Task material:
## START
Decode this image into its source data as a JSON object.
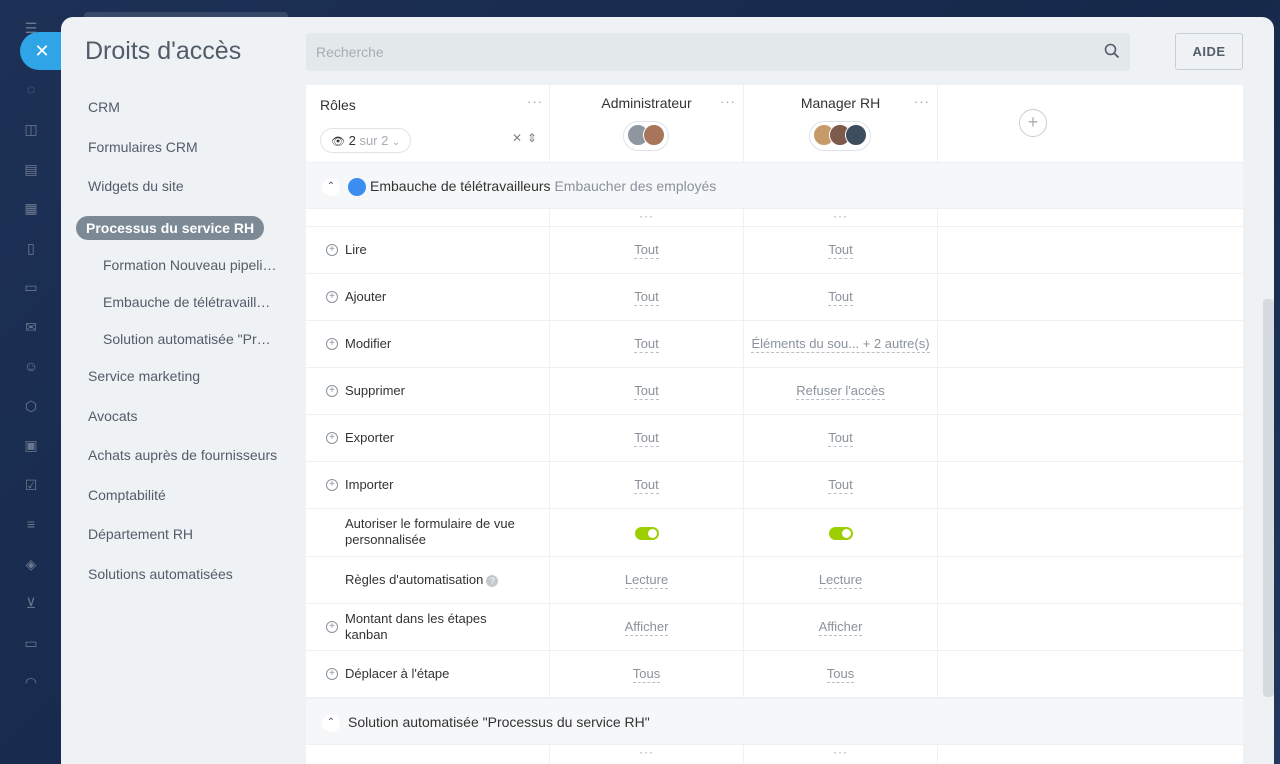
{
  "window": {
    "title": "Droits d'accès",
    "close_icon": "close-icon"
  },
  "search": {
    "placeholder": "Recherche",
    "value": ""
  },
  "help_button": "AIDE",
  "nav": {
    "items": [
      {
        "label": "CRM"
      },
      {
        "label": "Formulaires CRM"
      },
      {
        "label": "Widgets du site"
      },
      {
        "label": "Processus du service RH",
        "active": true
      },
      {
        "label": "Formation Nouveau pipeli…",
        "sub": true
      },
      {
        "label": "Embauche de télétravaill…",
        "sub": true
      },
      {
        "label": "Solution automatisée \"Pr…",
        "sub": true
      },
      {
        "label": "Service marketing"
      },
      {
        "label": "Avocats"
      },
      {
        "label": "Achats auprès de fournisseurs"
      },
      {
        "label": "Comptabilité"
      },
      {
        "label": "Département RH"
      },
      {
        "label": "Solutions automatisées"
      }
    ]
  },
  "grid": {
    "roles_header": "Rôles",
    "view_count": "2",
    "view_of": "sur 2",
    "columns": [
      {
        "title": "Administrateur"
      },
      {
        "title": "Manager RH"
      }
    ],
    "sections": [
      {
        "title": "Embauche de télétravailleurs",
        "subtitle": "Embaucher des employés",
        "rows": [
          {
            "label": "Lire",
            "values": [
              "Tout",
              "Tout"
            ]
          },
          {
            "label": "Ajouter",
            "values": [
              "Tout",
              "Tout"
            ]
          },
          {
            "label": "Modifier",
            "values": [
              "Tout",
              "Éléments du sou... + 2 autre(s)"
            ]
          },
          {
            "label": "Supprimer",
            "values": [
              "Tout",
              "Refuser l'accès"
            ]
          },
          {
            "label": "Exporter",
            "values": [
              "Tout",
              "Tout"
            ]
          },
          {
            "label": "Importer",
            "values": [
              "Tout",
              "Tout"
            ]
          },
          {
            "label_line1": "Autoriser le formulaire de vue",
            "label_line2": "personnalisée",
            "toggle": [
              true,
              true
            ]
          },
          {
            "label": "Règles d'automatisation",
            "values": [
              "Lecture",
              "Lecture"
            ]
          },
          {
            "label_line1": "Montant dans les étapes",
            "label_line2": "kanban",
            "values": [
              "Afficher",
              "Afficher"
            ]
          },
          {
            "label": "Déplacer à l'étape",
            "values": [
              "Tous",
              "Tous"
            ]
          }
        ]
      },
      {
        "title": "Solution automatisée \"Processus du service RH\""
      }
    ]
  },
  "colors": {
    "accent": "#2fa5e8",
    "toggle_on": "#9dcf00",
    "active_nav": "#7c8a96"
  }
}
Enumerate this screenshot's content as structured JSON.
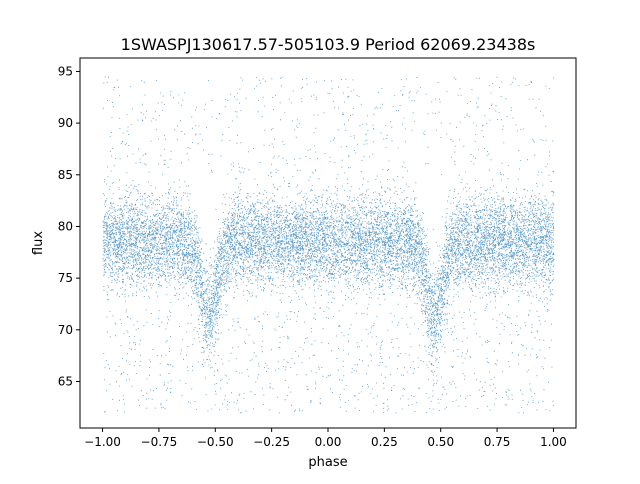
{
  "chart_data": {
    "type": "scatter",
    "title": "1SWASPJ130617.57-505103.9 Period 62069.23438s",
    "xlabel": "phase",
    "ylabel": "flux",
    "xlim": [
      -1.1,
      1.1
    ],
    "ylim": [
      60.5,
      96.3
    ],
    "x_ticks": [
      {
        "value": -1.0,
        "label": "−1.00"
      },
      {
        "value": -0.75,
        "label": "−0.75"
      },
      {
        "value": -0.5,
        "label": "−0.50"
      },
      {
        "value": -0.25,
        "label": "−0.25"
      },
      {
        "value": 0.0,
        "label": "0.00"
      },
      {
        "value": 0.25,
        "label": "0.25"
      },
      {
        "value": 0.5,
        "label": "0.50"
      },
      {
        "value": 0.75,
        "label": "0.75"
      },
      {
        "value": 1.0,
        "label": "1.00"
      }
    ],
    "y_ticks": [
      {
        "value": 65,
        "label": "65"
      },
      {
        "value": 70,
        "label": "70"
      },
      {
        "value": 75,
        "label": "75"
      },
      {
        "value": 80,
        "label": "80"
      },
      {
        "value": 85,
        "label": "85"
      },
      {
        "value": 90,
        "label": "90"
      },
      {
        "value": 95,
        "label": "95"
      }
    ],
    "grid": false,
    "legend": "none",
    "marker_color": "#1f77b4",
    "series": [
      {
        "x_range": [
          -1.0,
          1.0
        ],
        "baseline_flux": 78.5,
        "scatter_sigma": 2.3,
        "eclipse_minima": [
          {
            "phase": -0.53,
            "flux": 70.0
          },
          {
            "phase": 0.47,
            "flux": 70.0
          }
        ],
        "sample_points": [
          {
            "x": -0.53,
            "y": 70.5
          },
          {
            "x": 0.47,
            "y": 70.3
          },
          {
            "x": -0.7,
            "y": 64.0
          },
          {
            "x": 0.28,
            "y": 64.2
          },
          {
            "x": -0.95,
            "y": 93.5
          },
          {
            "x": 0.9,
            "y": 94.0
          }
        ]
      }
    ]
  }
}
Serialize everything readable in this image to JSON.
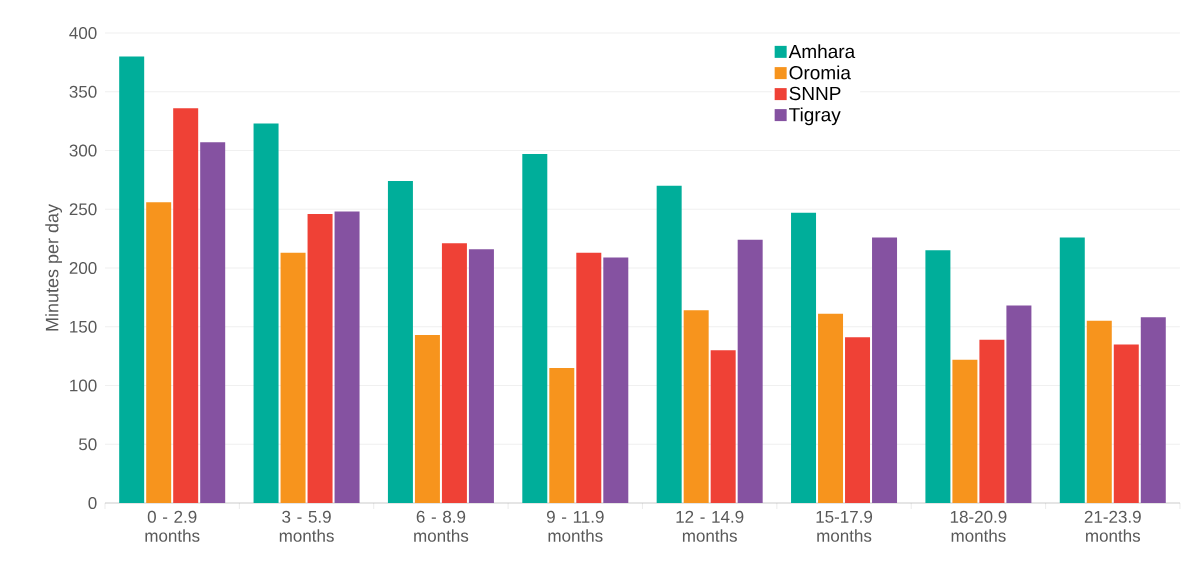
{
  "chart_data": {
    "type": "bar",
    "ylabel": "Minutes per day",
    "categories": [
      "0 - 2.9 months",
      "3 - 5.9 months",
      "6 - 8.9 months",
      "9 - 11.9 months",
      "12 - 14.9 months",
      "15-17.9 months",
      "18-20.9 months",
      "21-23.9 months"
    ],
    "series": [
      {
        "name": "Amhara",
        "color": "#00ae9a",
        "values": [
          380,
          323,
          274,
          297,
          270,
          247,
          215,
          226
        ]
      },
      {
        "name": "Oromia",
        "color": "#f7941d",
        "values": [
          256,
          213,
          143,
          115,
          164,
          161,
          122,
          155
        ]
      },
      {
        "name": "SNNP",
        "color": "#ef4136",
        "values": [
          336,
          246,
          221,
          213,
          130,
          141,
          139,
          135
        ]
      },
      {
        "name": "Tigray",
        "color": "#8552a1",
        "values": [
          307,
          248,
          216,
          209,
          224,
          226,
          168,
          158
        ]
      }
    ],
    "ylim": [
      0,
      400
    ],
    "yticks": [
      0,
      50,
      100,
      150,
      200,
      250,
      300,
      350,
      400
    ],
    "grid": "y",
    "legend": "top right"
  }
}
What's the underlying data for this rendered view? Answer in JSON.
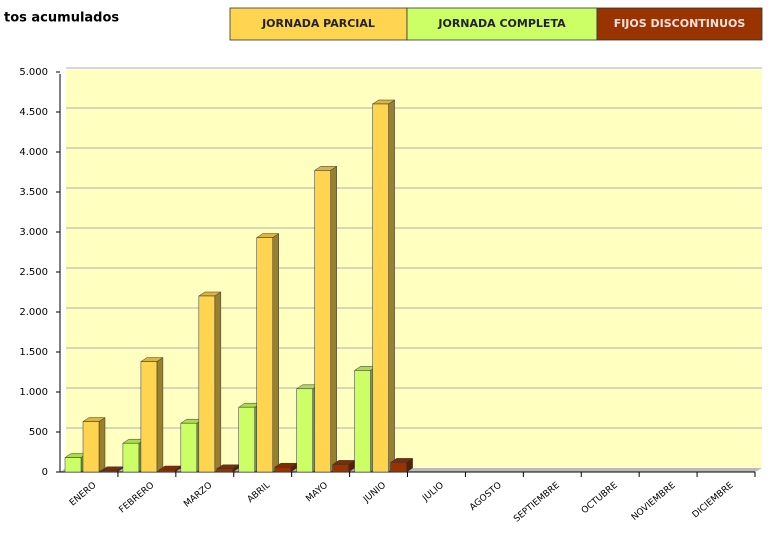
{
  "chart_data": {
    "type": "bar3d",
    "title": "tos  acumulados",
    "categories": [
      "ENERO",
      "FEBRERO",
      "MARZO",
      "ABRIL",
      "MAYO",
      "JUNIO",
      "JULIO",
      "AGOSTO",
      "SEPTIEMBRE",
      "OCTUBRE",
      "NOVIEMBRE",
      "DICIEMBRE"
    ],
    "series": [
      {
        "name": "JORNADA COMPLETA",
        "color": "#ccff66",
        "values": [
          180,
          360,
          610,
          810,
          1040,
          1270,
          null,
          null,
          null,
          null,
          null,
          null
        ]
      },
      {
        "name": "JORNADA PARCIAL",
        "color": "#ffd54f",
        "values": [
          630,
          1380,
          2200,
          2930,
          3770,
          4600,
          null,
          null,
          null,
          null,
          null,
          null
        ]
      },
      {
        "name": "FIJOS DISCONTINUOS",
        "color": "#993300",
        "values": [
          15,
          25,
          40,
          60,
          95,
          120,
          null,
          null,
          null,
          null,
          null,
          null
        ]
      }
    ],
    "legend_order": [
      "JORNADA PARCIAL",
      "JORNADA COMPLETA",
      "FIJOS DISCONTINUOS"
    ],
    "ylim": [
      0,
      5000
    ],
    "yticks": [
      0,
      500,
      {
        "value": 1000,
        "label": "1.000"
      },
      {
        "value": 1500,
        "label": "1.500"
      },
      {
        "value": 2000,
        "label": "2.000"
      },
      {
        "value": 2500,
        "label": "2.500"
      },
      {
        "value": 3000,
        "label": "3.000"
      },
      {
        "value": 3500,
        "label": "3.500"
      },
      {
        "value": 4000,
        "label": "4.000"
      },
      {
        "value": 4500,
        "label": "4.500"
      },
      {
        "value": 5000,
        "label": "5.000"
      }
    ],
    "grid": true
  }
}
## END
Please leave out the pictures while you copy exactly the lines from the one containing "What's the underlying" through the end of the records.

Task output:
What's the underlying data for this rendered view? Answer in JSON.
{
  "chart_data": {
    "type": "bar3d",
    "title": "tos  acumulados",
    "categories": [
      "ENERO",
      "FEBRERO",
      "MARZO",
      "ABRIL",
      "MAYO",
      "JUNIO",
      "JULIO",
      "AGOSTO",
      "SEPTIEMBRE",
      "OCTUBRE",
      "NOVIEMBRE",
      "DICIEMBRE"
    ],
    "series": [
      {
        "name": "JORNADA COMPLETA",
        "color": "#ccff66",
        "values": [
          180,
          360,
          610,
          810,
          1040,
          1270,
          null,
          null,
          null,
          null,
          null,
          null
        ]
      },
      {
        "name": "JORNADA PARCIAL",
        "color": "#ffd54f",
        "values": [
          630,
          1380,
          2200,
          2930,
          3770,
          4600,
          null,
          null,
          null,
          null,
          null,
          null
        ]
      },
      {
        "name": "FIJOS DISCONTINUOS",
        "color": "#993300",
        "values": [
          15,
          25,
          40,
          60,
          95,
          120,
          null,
          null,
          null,
          null,
          null,
          null
        ]
      }
    ],
    "legend_order": [
      "JORNADA PARCIAL",
      "JORNADA COMPLETA",
      "FIJOS DISCONTINUOS"
    ],
    "ylim": [
      0,
      5000
    ],
    "yticks": [
      0,
      500,
      {
        "value": 1000,
        "label": "1.000"
      },
      {
        "value": 1500,
        "label": "1.500"
      },
      {
        "value": 2000,
        "label": "2.000"
      },
      {
        "value": 2500,
        "label": "2.500"
      },
      {
        "value": 3000,
        "label": "3.000"
      },
      {
        "value": 3500,
        "label": "3.500"
      },
      {
        "value": 4000,
        "label": "4.000"
      },
      {
        "value": 4500,
        "label": "4.500"
      },
      {
        "value": 5000,
        "label": "5.000"
      }
    ],
    "grid": true
  }
}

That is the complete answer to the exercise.